__Exercise goal__.
Determine how many lines carry the word "name". Output that number only.

(Figure collection entries)
# # #

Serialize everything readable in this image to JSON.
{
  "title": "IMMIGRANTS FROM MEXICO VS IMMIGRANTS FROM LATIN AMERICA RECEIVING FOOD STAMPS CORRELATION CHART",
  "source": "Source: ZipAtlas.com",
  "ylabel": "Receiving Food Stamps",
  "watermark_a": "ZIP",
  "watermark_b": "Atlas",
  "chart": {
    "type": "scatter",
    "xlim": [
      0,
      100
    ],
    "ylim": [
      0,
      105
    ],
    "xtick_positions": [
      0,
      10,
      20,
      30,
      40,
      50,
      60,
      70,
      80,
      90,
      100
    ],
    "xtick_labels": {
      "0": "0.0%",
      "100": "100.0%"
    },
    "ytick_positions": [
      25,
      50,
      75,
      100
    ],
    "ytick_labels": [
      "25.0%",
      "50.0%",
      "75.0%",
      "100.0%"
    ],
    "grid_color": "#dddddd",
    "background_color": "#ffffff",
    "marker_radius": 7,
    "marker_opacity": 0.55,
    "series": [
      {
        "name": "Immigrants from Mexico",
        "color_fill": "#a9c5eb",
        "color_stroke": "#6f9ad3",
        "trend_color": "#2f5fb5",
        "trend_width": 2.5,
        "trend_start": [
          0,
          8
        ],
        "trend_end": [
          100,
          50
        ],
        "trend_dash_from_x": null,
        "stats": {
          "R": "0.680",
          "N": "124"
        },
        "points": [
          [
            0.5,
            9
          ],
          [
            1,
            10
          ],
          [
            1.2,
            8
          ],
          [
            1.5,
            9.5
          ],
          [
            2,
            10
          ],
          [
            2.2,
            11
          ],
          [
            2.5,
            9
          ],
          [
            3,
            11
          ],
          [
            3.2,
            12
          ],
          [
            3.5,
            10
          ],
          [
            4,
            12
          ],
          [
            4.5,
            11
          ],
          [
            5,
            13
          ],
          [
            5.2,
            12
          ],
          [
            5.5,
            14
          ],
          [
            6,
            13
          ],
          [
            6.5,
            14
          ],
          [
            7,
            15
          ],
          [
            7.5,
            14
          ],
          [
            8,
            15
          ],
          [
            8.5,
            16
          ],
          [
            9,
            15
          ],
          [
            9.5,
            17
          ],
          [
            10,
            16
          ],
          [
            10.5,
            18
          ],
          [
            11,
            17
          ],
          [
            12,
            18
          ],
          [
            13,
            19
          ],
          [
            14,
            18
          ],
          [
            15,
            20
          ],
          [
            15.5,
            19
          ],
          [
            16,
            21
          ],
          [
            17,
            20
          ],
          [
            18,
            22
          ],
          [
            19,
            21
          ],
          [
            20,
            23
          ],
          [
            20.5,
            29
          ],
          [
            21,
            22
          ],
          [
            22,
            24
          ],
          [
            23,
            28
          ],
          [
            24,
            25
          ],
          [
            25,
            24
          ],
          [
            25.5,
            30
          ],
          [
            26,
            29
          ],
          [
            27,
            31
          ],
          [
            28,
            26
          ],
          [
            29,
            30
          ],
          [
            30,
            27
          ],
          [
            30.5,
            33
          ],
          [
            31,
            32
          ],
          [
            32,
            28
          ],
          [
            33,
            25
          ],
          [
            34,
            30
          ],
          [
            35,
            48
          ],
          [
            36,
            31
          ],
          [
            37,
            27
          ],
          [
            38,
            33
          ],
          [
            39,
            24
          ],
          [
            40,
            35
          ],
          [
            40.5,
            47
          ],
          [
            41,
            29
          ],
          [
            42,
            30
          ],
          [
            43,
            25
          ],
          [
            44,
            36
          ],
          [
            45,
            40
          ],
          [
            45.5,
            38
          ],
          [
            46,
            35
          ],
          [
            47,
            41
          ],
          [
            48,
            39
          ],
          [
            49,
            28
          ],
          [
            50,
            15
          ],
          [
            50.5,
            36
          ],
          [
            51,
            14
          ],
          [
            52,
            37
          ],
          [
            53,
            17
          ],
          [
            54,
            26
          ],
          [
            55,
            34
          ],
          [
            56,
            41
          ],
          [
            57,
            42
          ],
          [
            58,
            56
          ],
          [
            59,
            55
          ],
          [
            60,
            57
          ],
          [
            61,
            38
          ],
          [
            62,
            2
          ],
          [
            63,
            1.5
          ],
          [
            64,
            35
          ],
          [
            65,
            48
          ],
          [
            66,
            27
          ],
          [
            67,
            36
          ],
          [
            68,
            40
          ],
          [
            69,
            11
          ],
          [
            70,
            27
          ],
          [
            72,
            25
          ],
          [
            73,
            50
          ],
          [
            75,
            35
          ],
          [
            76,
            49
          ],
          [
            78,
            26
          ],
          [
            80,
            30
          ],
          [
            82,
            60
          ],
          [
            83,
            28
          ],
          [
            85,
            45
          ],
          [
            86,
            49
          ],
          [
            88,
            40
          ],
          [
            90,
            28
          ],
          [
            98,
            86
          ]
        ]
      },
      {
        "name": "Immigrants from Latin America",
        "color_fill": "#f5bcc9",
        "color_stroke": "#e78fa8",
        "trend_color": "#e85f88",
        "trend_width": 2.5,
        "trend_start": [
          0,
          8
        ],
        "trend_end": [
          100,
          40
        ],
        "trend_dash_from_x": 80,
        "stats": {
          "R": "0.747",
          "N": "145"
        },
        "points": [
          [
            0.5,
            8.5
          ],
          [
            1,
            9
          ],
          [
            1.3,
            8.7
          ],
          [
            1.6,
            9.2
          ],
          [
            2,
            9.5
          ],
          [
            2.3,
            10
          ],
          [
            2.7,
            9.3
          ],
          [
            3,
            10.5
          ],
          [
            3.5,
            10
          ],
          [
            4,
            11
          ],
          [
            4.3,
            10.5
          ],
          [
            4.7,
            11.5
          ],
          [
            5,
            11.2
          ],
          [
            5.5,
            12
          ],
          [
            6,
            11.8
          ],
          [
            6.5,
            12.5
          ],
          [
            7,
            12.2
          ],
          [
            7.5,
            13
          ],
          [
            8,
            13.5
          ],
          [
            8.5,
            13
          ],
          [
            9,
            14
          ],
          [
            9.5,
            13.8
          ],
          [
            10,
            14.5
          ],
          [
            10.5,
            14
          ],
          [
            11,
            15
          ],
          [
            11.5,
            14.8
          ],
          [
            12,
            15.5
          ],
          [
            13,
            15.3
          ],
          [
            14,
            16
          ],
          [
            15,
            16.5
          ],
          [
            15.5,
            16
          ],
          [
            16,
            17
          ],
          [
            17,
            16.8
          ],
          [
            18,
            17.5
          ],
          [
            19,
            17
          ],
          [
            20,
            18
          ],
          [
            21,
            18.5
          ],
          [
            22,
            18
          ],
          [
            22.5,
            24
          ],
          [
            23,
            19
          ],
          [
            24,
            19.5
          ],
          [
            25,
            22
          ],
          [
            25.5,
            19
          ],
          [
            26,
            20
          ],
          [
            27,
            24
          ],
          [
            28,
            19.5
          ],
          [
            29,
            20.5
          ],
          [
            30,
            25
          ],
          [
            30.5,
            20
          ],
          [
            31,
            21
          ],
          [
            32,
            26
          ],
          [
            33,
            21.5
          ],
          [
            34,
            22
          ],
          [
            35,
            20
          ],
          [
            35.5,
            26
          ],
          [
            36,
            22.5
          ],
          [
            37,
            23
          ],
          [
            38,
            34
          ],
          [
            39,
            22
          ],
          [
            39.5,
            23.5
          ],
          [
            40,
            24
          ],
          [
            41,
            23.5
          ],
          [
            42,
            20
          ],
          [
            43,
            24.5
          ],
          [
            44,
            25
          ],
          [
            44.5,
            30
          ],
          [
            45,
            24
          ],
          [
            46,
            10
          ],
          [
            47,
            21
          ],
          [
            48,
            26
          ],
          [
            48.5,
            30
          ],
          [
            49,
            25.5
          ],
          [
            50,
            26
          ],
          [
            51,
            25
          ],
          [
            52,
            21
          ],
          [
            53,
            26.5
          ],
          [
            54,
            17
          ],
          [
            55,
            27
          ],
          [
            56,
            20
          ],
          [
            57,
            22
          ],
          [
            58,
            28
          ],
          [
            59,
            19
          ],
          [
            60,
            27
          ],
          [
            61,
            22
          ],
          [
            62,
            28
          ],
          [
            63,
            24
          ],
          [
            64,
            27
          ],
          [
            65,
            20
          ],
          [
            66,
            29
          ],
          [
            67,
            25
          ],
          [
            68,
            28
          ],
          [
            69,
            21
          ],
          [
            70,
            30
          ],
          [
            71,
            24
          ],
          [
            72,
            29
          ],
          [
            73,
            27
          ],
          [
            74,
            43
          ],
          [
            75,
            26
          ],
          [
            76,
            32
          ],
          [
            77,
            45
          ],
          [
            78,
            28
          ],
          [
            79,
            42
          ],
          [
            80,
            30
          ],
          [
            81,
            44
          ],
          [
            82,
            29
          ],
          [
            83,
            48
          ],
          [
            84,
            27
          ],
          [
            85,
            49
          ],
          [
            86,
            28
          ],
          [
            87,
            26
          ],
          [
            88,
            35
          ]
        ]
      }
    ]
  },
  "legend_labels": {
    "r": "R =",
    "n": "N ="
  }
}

# # #

__Output of the task__.
2